• [Records to use]
** begin **

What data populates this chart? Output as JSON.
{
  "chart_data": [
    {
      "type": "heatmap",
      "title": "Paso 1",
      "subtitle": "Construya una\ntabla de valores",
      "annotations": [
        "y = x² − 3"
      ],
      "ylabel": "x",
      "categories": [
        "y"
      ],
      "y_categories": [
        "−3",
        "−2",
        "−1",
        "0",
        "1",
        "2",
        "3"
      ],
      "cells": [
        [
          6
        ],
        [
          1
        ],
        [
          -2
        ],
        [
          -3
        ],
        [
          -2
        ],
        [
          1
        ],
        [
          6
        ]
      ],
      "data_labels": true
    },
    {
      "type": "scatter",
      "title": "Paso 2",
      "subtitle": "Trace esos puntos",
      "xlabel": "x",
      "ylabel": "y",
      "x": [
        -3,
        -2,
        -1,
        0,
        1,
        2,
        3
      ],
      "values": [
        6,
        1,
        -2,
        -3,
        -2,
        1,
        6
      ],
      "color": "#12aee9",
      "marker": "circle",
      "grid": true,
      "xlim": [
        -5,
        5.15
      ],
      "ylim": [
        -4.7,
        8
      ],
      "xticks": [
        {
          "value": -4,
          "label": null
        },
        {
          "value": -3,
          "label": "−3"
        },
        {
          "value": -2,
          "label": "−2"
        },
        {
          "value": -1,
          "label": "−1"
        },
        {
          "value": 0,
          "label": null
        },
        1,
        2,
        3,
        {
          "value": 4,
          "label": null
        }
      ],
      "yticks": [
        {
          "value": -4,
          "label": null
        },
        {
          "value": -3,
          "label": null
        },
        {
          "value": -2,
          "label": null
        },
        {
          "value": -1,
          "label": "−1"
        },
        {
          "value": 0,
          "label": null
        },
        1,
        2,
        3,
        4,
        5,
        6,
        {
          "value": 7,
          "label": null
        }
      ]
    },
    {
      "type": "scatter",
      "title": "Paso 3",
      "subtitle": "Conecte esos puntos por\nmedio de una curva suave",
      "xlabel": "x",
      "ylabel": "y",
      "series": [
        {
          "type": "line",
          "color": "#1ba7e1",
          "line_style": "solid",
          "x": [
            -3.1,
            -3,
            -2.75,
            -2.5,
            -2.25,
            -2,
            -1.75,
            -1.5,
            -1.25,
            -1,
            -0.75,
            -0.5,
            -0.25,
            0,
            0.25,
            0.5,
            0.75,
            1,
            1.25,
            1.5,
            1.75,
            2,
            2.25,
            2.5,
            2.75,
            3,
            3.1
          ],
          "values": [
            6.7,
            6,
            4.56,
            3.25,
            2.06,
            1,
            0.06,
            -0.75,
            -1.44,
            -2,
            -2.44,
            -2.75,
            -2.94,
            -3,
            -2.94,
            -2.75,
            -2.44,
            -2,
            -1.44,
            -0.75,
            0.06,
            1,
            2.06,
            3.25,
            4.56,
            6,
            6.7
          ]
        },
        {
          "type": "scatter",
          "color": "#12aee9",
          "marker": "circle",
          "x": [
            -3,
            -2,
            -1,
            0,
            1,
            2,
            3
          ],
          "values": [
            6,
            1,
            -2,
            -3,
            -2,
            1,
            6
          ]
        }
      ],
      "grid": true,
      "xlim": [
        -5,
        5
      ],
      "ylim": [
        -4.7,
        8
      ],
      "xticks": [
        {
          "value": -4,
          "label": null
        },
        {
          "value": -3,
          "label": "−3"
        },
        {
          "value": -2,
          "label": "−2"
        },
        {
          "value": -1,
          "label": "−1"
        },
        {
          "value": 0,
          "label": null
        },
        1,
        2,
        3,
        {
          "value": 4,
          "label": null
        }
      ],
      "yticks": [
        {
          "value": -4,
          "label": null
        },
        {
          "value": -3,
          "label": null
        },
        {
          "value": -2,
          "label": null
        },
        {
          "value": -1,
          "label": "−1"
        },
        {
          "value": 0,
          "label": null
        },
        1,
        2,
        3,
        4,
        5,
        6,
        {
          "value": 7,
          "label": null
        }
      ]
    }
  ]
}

** end **
** begin **

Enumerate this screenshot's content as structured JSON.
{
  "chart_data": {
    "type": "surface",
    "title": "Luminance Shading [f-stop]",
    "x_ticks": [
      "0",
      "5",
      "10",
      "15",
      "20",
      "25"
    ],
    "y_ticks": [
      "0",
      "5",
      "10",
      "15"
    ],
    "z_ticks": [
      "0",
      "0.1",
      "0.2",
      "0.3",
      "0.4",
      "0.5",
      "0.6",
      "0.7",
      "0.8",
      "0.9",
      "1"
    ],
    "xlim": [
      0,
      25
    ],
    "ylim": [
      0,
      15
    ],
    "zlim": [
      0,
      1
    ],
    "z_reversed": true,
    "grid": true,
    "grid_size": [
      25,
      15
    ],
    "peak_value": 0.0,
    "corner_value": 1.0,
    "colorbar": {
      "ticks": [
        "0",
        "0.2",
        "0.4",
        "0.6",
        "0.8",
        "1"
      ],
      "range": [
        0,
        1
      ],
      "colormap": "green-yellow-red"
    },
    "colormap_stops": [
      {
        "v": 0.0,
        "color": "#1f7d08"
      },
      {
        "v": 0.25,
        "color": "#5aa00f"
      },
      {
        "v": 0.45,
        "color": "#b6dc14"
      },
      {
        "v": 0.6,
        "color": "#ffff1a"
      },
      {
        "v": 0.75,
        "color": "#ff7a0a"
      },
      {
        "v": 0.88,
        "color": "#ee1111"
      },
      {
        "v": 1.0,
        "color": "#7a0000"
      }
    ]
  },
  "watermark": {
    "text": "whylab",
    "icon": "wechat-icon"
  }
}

** end **

• [Exercise instructions]
Copy every line that includes the string "puntos" from the material above.

• [Exercise output]
      "subtitle": "Trace esos puntos",
      "subtitle": "Conecte esos puntos por\nmedio de una curva suave",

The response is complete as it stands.